[Collected data]

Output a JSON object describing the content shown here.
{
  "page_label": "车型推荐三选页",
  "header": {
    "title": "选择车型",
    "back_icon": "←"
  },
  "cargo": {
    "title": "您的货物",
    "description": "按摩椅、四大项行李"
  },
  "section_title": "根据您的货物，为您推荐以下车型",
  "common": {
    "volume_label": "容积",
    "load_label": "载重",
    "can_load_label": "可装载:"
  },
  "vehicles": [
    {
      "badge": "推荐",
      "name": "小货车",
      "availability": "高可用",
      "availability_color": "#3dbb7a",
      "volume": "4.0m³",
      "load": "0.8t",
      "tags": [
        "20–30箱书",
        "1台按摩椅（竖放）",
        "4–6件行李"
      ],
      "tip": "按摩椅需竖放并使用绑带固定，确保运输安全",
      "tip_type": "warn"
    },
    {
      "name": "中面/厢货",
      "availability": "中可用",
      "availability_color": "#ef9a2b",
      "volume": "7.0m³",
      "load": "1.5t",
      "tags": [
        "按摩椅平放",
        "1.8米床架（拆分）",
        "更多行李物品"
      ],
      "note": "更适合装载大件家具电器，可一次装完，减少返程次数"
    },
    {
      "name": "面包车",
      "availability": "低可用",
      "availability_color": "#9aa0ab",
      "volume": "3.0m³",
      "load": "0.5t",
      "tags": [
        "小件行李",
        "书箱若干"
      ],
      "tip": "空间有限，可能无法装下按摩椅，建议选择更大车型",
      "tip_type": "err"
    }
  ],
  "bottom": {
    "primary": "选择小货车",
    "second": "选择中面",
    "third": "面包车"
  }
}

**Problem details:**
Your task is to give the records above again, exactly.

**Solution to this task:**
Output a JSON object describing the content shown here.
{
  "page_label": "车型推荐三选页",
  "header": {
    "title": "选择车型",
    "back_icon": "←"
  },
  "cargo": {
    "title": "您的货物",
    "description": "按摩椅、四大项行李"
  },
  "section_title": "根据您的货物，为您推荐以下车型",
  "common": {
    "volume_label": "容积",
    "load_label": "载重",
    "can_load_label": "可装载:"
  },
  "vehicles": [
    {
      "badge": "推荐",
      "name": "小货车",
      "availability": "高可用",
      "availability_color": "#3dbb7a",
      "volume": "4.0m³",
      "load": "0.8t",
      "tags": [
        "20–30箱书",
        "1台按摩椅（竖放）",
        "4–6件行李"
      ],
      "tip": "按摩椅需竖放并使用绑带固定，确保运输安全",
      "tip_type": "warn"
    },
    {
      "name": "中面/厢货",
      "availability": "中可用",
      "availability_color": "#ef9a2b",
      "volume": "7.0m³",
      "load": "1.5t",
      "tags": [
        "按摩椅平放",
        "1.8米床架（拆分）",
        "更多行李物品"
      ],
      "note": "更适合装载大件家具电器，可一次装完，减少返程次数"
    },
    {
      "name": "面包车",
      "availability": "低可用",
      "availability_color": "#9aa0ab",
      "volume": "3.0m³",
      "load": "0.5t",
      "tags": [
        "小件行李",
        "书箱若干"
      ],
      "tip": "空间有限，可能无法装下按摩椅，建议选择更大车型",
      "tip_type": "err"
    }
  ],
  "bottom": {
    "primary": "选择小货车",
    "second": "选择中面",
    "third": "面包车"
  }
}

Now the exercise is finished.